## Given problem
Among these lines, how many include "from"? Answer only with the number.

[Structured figure records]
^^^^^^^^

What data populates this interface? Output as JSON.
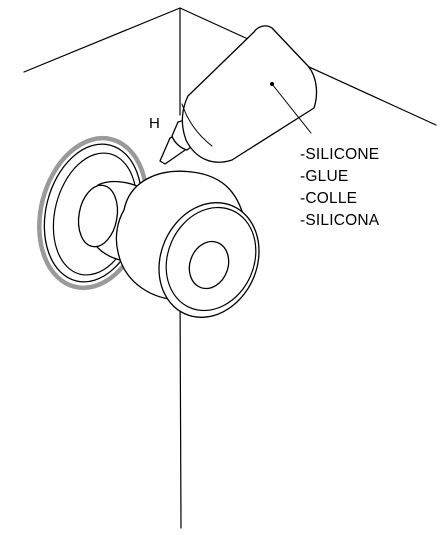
{
  "diagram": {
    "marker_label": "H",
    "adhesives": [
      "-SILICONE",
      "-GLUE",
      "-COLLE",
      "-SILICONA"
    ],
    "colors": {
      "ink": "#000000",
      "glue_ring": "#9a9a9a",
      "background": "#ffffff"
    }
  }
}
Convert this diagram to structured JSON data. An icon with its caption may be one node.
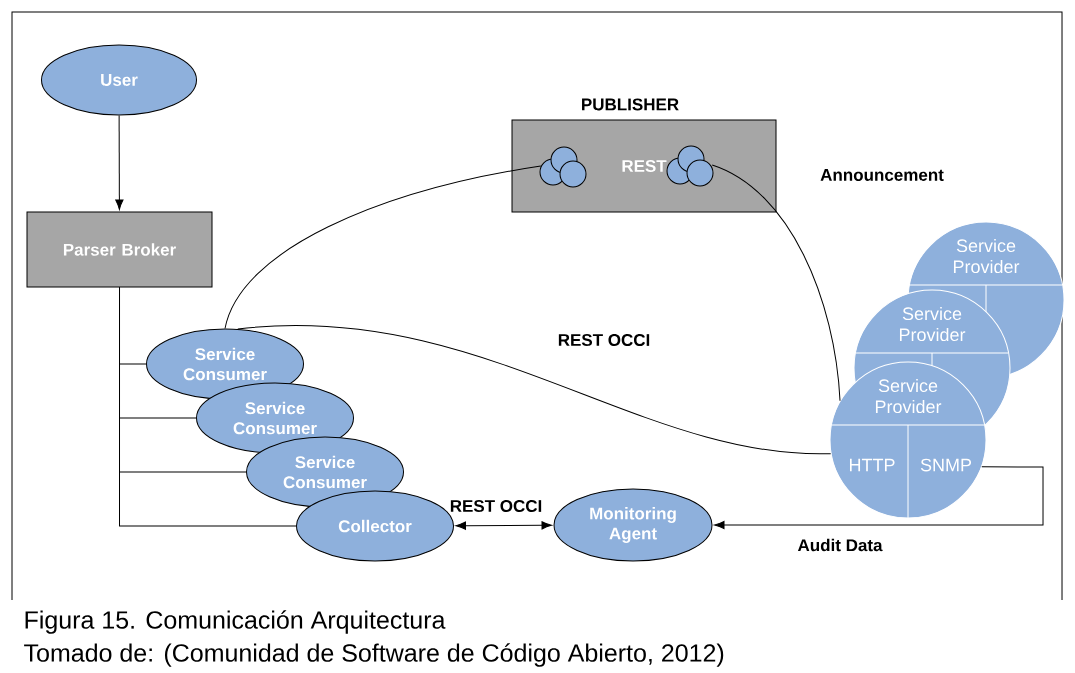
{
  "diagram": {
    "caption": "Figura 15. Comunicación Arquitectura",
    "nodes": [
      {
        "text": [
          "User"
        ]
      },
      {
        "text": [
          "PUBLISHER",
          "REST"
        ]
      },
      {
        "text": [],
        "shape": "circle",
        "in": 1
      },
      {
        "text": [],
        "shape": "circle",
        "in": 1
      },
      {
        "text": [
          "Parser Broker"
        ]
      },
      {
        "text": [
          "Service Consumer"
        ]
      },
      {
        "text": [
          "Service Consumer"
        ]
      },
      {
        "text": [
          "Service Consumer"
        ]
      },
      {
        "text": [
          "Collector"
        ]
      },
      {
        "text": [
          "Monitoring Agent"
        ]
      },
      {
        "text": [
          "Service Provider"
        ]
      },
      {
        "text": [
          "Service Provider"
        ]
      },
      {
        "text": [
          "Service Provider",
          "HTTP",
          "SNMP"
        ]
      }
    ],
    "edges": [
      {
        "from": 0,
        "to": 4,
        "arrow": "to"
      },
      {
        "from": 4,
        "to": 5,
        "arrow": "none"
      },
      {
        "from": 4,
        "to": 6,
        "arrow": "none"
      },
      {
        "from": 4,
        "to": 7,
        "arrow": "none"
      },
      {
        "from": 4,
        "to": 8,
        "arrow": "none"
      },
      {
        "from": 2,
        "to": 5,
        "arrow": "none"
      },
      {
        "from": 3,
        "to": 12,
        "arrow": "none",
        "label": "Announcement"
      },
      {
        "from": 5,
        "to": 12,
        "arrow": "none",
        "label": "REST OCCI"
      },
      {
        "from": 8,
        "to": 9,
        "arrow": "both",
        "label": "REST OCCI"
      },
      {
        "from": 12,
        "to": 9,
        "arrow": "to",
        "label": "Audit Data"
      }
    ],
    "labels": [
      "Tomado de: (Comunidad de Software de Código Abierto, 2012)"
    ]
  }
}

^^^^^^^^

## Exercise solution
10